The exercise: Which lines in the material below contain the word "Closed"? Copy each of them.

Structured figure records

---------------

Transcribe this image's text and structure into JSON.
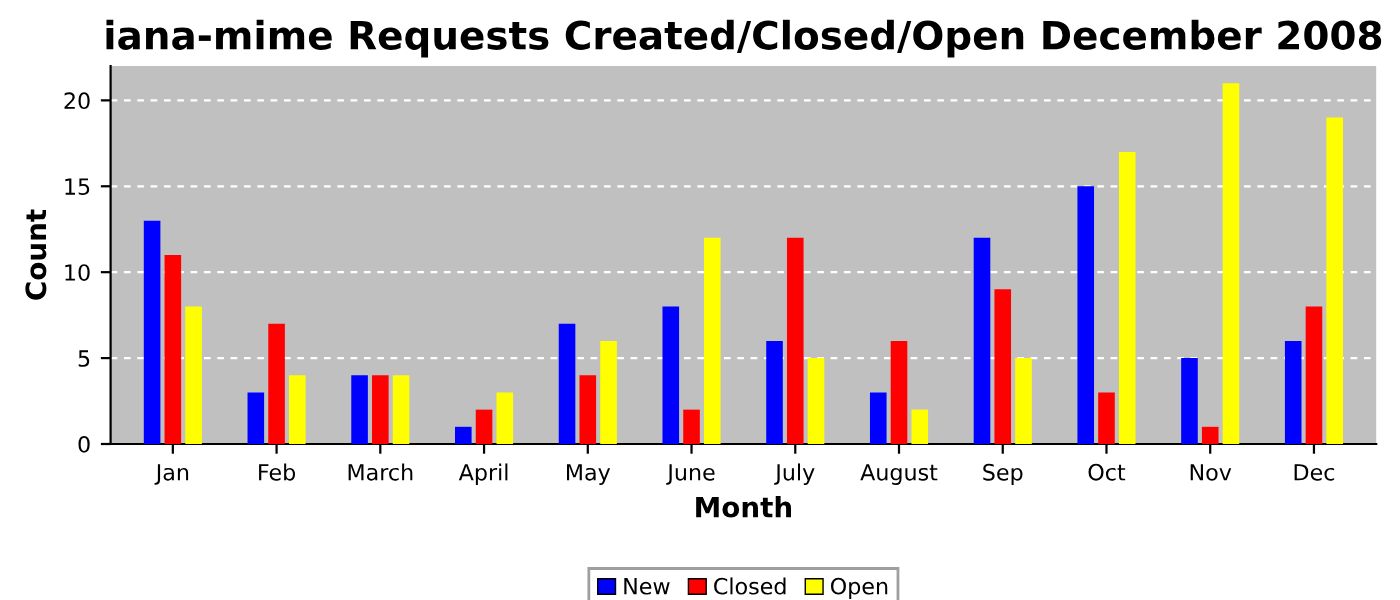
{
  "chart_data": {
    "type": "bar",
    "title": "iana-mime Requests Created/Closed/Open December 2008",
    "xlabel": "Month",
    "ylabel": "Count",
    "categories": [
      "Jan",
      "Feb",
      "March",
      "April",
      "May",
      "June",
      "July",
      "August",
      "Sep",
      "Oct",
      "Nov",
      "Dec"
    ],
    "series": [
      {
        "name": "New",
        "color": "#0000ff",
        "values": [
          13,
          3,
          4,
          1,
          7,
          8,
          6,
          3,
          12,
          15,
          5,
          6
        ]
      },
      {
        "name": "Closed",
        "color": "#ff0000",
        "values": [
          11,
          7,
          4,
          2,
          4,
          2,
          12,
          6,
          9,
          3,
          1,
          8
        ]
      },
      {
        "name": "Open",
        "color": "#ffff00",
        "values": [
          8,
          4,
          4,
          3,
          6,
          12,
          5,
          2,
          5,
          17,
          21,
          19
        ]
      }
    ],
    "ylim": [
      0,
      22
    ],
    "yticks": [
      0,
      5,
      10,
      15,
      20
    ],
    "grid": "y",
    "legend": "bottom"
  }
}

---------------

Correct output:
    "title": "iana-mime Requests Created/Closed/Open December 2008",
        "name": "Closed",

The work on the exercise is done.